▸ SHORT PROBLEM: The entries below are to be written out again without alteration.

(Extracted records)

____

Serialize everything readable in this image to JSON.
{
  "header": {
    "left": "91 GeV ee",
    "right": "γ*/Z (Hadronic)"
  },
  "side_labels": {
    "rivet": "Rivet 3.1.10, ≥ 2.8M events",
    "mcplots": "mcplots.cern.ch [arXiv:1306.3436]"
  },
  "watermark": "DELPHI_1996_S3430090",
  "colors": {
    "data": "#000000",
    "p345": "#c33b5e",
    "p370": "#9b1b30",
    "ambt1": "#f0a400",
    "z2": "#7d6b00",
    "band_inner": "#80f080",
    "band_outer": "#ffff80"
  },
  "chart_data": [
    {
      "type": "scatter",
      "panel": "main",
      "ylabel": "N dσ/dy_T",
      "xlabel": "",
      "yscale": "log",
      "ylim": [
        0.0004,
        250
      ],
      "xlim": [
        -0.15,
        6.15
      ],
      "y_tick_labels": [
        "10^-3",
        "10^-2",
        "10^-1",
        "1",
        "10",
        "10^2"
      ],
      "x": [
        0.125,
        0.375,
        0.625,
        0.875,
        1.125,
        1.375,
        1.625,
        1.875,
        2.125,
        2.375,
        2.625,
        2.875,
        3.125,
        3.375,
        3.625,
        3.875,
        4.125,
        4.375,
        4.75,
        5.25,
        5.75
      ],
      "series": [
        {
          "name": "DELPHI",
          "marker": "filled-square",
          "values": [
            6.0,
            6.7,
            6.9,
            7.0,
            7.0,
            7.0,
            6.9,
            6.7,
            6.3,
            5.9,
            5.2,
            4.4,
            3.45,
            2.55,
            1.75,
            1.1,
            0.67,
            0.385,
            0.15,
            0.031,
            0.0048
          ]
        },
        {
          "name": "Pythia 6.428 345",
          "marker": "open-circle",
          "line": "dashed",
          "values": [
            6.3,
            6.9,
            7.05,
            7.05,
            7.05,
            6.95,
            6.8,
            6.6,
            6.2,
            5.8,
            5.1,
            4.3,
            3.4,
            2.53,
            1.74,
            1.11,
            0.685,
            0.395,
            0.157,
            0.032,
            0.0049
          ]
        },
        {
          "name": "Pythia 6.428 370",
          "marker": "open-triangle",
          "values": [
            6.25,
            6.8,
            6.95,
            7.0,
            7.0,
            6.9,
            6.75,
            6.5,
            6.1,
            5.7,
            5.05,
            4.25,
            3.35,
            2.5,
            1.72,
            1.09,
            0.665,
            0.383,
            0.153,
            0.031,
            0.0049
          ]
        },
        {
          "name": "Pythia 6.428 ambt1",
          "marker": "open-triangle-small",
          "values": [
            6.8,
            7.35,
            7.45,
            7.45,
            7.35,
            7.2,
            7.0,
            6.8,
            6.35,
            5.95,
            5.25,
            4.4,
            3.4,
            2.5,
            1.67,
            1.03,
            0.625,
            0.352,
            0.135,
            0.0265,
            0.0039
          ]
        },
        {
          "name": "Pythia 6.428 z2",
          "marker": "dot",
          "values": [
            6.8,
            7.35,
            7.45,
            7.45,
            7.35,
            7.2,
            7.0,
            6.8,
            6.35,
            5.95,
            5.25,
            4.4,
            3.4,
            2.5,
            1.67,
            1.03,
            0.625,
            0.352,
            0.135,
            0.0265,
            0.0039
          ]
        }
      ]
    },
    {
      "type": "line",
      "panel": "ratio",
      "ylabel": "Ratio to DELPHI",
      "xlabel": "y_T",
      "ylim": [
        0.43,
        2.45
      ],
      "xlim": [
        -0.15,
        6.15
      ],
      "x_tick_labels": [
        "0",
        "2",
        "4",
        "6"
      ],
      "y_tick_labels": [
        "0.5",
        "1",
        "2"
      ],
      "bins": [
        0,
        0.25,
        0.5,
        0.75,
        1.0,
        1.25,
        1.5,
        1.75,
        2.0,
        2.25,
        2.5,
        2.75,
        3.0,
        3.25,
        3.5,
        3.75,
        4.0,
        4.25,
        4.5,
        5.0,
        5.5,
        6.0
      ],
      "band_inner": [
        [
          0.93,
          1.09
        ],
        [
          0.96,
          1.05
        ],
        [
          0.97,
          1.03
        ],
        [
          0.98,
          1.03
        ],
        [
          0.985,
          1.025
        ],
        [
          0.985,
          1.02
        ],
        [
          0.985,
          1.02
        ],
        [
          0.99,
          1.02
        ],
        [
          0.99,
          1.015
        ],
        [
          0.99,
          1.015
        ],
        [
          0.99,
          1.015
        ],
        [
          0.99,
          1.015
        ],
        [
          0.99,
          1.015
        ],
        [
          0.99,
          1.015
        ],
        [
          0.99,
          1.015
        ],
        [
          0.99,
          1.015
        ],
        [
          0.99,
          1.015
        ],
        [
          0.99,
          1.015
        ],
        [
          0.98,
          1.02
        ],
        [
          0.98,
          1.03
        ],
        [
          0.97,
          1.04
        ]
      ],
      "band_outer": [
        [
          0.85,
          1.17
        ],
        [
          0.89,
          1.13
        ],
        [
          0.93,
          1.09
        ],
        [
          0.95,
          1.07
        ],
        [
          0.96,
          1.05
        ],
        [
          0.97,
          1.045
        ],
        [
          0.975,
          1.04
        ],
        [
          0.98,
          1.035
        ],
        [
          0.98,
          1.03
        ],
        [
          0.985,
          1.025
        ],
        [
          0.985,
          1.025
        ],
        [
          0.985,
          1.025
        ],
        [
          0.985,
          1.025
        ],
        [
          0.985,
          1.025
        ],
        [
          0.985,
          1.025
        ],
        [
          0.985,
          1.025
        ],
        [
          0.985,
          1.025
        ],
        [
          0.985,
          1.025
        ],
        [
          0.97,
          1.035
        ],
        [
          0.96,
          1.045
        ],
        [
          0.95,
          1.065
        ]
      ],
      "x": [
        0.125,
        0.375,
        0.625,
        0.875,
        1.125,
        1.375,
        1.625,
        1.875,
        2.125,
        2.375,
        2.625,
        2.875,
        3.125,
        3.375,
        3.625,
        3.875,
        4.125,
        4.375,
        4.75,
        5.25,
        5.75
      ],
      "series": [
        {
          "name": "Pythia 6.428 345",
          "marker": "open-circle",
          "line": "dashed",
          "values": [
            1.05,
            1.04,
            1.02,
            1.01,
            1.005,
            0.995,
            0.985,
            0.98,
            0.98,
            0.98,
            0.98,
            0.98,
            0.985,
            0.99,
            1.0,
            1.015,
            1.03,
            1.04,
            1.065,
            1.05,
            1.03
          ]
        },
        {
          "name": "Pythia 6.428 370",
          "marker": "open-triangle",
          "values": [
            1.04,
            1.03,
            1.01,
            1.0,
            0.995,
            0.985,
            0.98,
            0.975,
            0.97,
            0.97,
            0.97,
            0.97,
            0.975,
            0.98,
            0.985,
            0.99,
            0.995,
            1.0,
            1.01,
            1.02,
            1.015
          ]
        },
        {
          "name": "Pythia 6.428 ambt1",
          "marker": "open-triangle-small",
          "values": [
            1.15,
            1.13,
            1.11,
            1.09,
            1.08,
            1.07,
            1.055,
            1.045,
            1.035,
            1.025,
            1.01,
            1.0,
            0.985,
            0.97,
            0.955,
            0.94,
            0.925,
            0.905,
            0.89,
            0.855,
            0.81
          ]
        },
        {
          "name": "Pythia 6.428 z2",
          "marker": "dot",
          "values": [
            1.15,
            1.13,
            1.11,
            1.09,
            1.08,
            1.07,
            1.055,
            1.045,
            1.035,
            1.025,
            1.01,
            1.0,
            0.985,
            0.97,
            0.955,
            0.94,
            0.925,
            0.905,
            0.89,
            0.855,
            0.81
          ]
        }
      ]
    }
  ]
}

____

▸ WRITTEN SOLUTION:
Serialize everything readable in this image to JSON.
{
  "header": {
    "left": "91 GeV ee",
    "right": "γ*/Z (Hadronic)"
  },
  "side_labels": {
    "rivet": "Rivet 3.1.10, ≥ 2.8M events",
    "mcplots": "mcplots.cern.ch [arXiv:1306.3436]"
  },
  "watermark": "DELPHI_1996_S3430090",
  "colors": {
    "data": "#000000",
    "p345": "#c33b5e",
    "p370": "#9b1b30",
    "ambt1": "#f0a400",
    "z2": "#7d6b00",
    "band_inner": "#80f080",
    "band_outer": "#ffff80"
  },
  "chart_data": [
    {
      "type": "scatter",
      "panel": "main",
      "ylabel": "N dσ/dy_T",
      "xlabel": "",
      "yscale": "log",
      "ylim": [
        0.0004,
        250
      ],
      "xlim": [
        -0.15,
        6.15
      ],
      "y_tick_labels": [
        "10^-3",
        "10^-2",
        "10^-1",
        "1",
        "10",
        "10^2"
      ],
      "x": [
        0.125,
        0.375,
        0.625,
        0.875,
        1.125,
        1.375,
        1.625,
        1.875,
        2.125,
        2.375,
        2.625,
        2.875,
        3.125,
        3.375,
        3.625,
        3.875,
        4.125,
        4.375,
        4.75,
        5.25,
        5.75
      ],
      "series": [
        {
          "name": "DELPHI",
          "marker": "filled-square",
          "values": [
            6.0,
            6.7,
            6.9,
            7.0,
            7.0,
            7.0,
            6.9,
            6.7,
            6.3,
            5.9,
            5.2,
            4.4,
            3.45,
            2.55,
            1.75,
            1.1,
            0.67,
            0.385,
            0.15,
            0.031,
            0.0048
          ]
        },
        {
          "name": "Pythia 6.428 345",
          "marker": "open-circle",
          "line": "dashed",
          "values": [
            6.3,
            6.9,
            7.05,
            7.05,
            7.05,
            6.95,
            6.8,
            6.6,
            6.2,
            5.8,
            5.1,
            4.3,
            3.4,
            2.53,
            1.74,
            1.11,
            0.685,
            0.395,
            0.157,
            0.032,
            0.0049
          ]
        },
        {
          "name": "Pythia 6.428 370",
          "marker": "open-triangle",
          "values": [
            6.25,
            6.8,
            6.95,
            7.0,
            7.0,
            6.9,
            6.75,
            6.5,
            6.1,
            5.7,
            5.05,
            4.25,
            3.35,
            2.5,
            1.72,
            1.09,
            0.665,
            0.383,
            0.153,
            0.031,
            0.0049
          ]
        },
        {
          "name": "Pythia 6.428 ambt1",
          "marker": "open-triangle-small",
          "values": [
            6.8,
            7.35,
            7.45,
            7.45,
            7.35,
            7.2,
            7.0,
            6.8,
            6.35,
            5.95,
            5.25,
            4.4,
            3.4,
            2.5,
            1.67,
            1.03,
            0.625,
            0.352,
            0.135,
            0.0265,
            0.0039
          ]
        },
        {
          "name": "Pythia 6.428 z2",
          "marker": "dot",
          "values": [
            6.8,
            7.35,
            7.45,
            7.45,
            7.35,
            7.2,
            7.0,
            6.8,
            6.35,
            5.95,
            5.25,
            4.4,
            3.4,
            2.5,
            1.67,
            1.03,
            0.625,
            0.352,
            0.135,
            0.0265,
            0.0039
          ]
        }
      ]
    },
    {
      "type": "line",
      "panel": "ratio",
      "ylabel": "Ratio to DELPHI",
      "xlabel": "y_T",
      "ylim": [
        0.43,
        2.45
      ],
      "xlim": [
        -0.15,
        6.15
      ],
      "x_tick_labels": [
        "0",
        "2",
        "4",
        "6"
      ],
      "y_tick_labels": [
        "0.5",
        "1",
        "2"
      ],
      "bins": [
        0,
        0.25,
        0.5,
        0.75,
        1.0,
        1.25,
        1.5,
        1.75,
        2.0,
        2.25,
        2.5,
        2.75,
        3.0,
        3.25,
        3.5,
        3.75,
        4.0,
        4.25,
        4.5,
        5.0,
        5.5,
        6.0
      ],
      "band_inner": [
        [
          0.93,
          1.09
        ],
        [
          0.96,
          1.05
        ],
        [
          0.97,
          1.03
        ],
        [
          0.98,
          1.03
        ],
        [
          0.985,
          1.025
        ],
        [
          0.985,
          1.02
        ],
        [
          0.985,
          1.02
        ],
        [
          0.99,
          1.02
        ],
        [
          0.99,
          1.015
        ],
        [
          0.99,
          1.015
        ],
        [
          0.99,
          1.015
        ],
        [
          0.99,
          1.015
        ],
        [
          0.99,
          1.015
        ],
        [
          0.99,
          1.015
        ],
        [
          0.99,
          1.015
        ],
        [
          0.99,
          1.015
        ],
        [
          0.99,
          1.015
        ],
        [
          0.99,
          1.015
        ],
        [
          0.98,
          1.02
        ],
        [
          0.98,
          1.03
        ],
        [
          0.97,
          1.04
        ]
      ],
      "band_outer": [
        [
          0.85,
          1.17
        ],
        [
          0.89,
          1.13
        ],
        [
          0.93,
          1.09
        ],
        [
          0.95,
          1.07
        ],
        [
          0.96,
          1.05
        ],
        [
          0.97,
          1.045
        ],
        [
          0.975,
          1.04
        ],
        [
          0.98,
          1.035
        ],
        [
          0.98,
          1.03
        ],
        [
          0.985,
          1.025
        ],
        [
          0.985,
          1.025
        ],
        [
          0.985,
          1.025
        ],
        [
          0.985,
          1.025
        ],
        [
          0.985,
          1.025
        ],
        [
          0.985,
          1.025
        ],
        [
          0.985,
          1.025
        ],
        [
          0.985,
          1.025
        ],
        [
          0.985,
          1.025
        ],
        [
          0.97,
          1.035
        ],
        [
          0.96,
          1.045
        ],
        [
          0.95,
          1.065
        ]
      ],
      "x": [
        0.125,
        0.375,
        0.625,
        0.875,
        1.125,
        1.375,
        1.625,
        1.875,
        2.125,
        2.375,
        2.625,
        2.875,
        3.125,
        3.375,
        3.625,
        3.875,
        4.125,
        4.375,
        4.75,
        5.25,
        5.75
      ],
      "series": [
        {
          "name": "Pythia 6.428 345",
          "marker": "open-circle",
          "line": "dashed",
          "values": [
            1.05,
            1.04,
            1.02,
            1.01,
            1.005,
            0.995,
            0.985,
            0.98,
            0.98,
            0.98,
            0.98,
            0.98,
            0.985,
            0.99,
            1.0,
            1.015,
            1.03,
            1.04,
            1.065,
            1.05,
            1.03
          ]
        },
        {
          "name": "Pythia 6.428 370",
          "marker": "open-triangle",
          "values": [
            1.04,
            1.03,
            1.01,
            1.0,
            0.995,
            0.985,
            0.98,
            0.975,
            0.97,
            0.97,
            0.97,
            0.97,
            0.975,
            0.98,
            0.985,
            0.99,
            0.995,
            1.0,
            1.01,
            1.02,
            1.015
          ]
        },
        {
          "name": "Pythia 6.428 ambt1",
          "marker": "open-triangle-small",
          "values": [
            1.15,
            1.13,
            1.11,
            1.09,
            1.08,
            1.07,
            1.055,
            1.045,
            1.035,
            1.025,
            1.01,
            1.0,
            0.985,
            0.97,
            0.955,
            0.94,
            0.925,
            0.905,
            0.89,
            0.855,
            0.81
          ]
        },
        {
          "name": "Pythia 6.428 z2",
          "marker": "dot",
          "values": [
            1.15,
            1.13,
            1.11,
            1.09,
            1.08,
            1.07,
            1.055,
            1.045,
            1.035,
            1.025,
            1.01,
            1.0,
            0.985,
            0.97,
            0.955,
            0.94,
            0.925,
            0.905,
            0.89,
            0.855,
            0.81
          ]
        }
      ]
    }
  ]
}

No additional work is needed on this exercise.